TASK DIRECTIONS:
With "egna" as the search word, show every line of the material that has it.

─── MATERIAL FOR THIS EXERCISE ───

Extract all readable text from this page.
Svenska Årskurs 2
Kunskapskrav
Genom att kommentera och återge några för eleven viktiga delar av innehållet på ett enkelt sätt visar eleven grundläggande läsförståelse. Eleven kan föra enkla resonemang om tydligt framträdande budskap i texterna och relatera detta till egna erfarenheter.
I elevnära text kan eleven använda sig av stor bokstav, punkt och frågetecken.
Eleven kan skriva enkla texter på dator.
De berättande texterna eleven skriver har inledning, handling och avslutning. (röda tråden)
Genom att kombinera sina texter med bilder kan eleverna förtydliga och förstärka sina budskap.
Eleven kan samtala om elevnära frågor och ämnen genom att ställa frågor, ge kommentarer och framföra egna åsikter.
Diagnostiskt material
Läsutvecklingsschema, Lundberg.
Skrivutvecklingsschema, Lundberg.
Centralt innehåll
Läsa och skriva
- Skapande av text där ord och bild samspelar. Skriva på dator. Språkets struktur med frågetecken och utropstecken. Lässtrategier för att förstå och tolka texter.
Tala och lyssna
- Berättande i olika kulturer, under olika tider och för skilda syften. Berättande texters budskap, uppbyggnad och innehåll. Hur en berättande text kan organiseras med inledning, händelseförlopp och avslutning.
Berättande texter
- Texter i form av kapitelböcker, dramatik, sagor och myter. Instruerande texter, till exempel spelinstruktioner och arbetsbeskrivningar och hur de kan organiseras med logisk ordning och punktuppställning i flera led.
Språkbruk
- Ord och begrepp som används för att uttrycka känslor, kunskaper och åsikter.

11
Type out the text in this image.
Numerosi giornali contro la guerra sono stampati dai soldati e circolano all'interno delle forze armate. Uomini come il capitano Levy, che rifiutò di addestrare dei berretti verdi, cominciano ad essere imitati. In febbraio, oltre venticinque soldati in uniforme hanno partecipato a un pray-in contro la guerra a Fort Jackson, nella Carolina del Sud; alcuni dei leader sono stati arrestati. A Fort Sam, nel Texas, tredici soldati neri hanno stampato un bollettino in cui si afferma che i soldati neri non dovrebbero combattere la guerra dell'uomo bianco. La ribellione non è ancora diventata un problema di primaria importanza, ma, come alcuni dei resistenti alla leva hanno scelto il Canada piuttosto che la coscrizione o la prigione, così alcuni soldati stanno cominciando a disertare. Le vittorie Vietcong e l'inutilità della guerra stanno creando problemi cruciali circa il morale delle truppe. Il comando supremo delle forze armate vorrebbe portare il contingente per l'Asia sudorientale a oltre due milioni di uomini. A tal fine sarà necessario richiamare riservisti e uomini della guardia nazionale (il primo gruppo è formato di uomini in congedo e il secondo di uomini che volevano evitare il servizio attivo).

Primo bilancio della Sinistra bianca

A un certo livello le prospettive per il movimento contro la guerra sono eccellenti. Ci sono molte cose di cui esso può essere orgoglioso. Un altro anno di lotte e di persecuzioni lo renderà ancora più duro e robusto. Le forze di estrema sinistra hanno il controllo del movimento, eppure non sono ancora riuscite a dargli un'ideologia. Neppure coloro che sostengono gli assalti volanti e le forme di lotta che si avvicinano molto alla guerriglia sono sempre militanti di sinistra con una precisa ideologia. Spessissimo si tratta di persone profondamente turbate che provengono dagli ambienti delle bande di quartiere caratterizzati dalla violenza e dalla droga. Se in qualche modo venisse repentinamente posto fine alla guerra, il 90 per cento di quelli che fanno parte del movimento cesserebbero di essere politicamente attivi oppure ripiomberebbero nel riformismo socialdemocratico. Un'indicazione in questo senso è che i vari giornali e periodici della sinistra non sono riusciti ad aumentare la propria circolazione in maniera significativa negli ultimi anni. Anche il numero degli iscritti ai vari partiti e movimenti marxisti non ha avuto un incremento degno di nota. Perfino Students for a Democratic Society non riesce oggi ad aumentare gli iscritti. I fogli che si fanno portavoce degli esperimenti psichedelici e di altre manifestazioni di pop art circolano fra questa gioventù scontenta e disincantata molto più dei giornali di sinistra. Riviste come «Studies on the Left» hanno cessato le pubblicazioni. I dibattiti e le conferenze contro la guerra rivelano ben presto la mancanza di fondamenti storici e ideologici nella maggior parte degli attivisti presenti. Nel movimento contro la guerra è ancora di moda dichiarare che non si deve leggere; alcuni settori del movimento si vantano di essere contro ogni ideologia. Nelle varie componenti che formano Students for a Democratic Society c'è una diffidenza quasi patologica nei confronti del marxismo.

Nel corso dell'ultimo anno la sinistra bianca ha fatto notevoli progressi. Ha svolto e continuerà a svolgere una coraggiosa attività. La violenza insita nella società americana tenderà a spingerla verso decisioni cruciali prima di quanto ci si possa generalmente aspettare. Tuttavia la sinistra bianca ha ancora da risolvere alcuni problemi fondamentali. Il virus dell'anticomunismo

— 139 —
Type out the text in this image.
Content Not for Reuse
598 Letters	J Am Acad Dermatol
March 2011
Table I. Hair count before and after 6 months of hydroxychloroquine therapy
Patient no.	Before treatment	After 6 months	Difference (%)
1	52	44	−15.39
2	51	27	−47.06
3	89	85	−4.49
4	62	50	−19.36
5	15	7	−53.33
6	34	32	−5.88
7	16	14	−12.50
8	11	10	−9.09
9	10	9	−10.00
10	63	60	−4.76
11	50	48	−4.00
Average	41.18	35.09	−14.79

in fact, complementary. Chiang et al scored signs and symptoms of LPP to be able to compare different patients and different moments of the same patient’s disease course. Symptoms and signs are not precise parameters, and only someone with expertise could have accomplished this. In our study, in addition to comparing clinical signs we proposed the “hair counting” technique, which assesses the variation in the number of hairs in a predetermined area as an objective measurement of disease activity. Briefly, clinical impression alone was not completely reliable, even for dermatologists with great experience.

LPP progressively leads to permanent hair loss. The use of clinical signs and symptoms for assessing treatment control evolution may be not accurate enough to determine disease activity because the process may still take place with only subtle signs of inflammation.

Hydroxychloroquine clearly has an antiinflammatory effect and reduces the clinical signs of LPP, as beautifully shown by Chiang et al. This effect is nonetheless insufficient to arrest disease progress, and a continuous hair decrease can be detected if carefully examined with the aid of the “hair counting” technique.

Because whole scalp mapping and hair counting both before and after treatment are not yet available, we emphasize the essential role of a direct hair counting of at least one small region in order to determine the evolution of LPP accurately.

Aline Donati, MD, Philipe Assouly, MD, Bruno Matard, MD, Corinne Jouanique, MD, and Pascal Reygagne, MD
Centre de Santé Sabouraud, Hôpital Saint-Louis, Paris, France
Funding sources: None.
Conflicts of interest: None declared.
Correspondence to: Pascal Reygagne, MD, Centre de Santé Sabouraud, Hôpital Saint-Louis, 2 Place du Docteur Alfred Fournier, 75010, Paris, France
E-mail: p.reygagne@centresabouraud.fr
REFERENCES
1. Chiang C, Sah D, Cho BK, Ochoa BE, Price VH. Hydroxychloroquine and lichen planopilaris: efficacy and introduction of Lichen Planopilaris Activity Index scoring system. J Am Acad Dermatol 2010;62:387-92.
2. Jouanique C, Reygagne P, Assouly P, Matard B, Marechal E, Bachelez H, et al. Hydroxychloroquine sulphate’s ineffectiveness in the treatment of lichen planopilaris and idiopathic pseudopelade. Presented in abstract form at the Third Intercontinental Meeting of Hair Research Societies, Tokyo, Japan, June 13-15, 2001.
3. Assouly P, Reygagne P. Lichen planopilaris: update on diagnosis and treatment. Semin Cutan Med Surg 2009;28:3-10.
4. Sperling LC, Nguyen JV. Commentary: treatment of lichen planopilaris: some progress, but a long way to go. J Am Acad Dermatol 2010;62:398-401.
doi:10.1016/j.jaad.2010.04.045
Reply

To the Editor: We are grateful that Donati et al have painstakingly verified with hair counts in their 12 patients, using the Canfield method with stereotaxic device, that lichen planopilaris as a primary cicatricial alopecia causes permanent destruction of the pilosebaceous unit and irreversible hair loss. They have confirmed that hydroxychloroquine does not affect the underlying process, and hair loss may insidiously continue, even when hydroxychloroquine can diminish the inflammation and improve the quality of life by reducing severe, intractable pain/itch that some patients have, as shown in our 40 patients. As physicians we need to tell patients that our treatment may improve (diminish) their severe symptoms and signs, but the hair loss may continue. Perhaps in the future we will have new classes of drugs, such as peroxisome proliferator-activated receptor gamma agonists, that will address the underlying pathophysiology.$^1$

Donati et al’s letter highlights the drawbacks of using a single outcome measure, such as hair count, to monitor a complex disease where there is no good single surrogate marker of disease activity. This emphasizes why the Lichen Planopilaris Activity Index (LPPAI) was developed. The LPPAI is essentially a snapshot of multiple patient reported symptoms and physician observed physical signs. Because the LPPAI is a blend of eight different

───

EXPECTED ANSWER:
Genom att kommentera och återge några för eleven viktiga delar av innehållet på ett enkelt sätt visar eleven grundläggande läsförståelse. Eleven kan föra enkla resonemang om tydligt framträdande budskap i texterna och relatera detta till egna erfarenheter.
Eleven kan samtala om elevnära frågor och ämnen genom att ställa frågor, ge kommentarer och framföra egna åsikter.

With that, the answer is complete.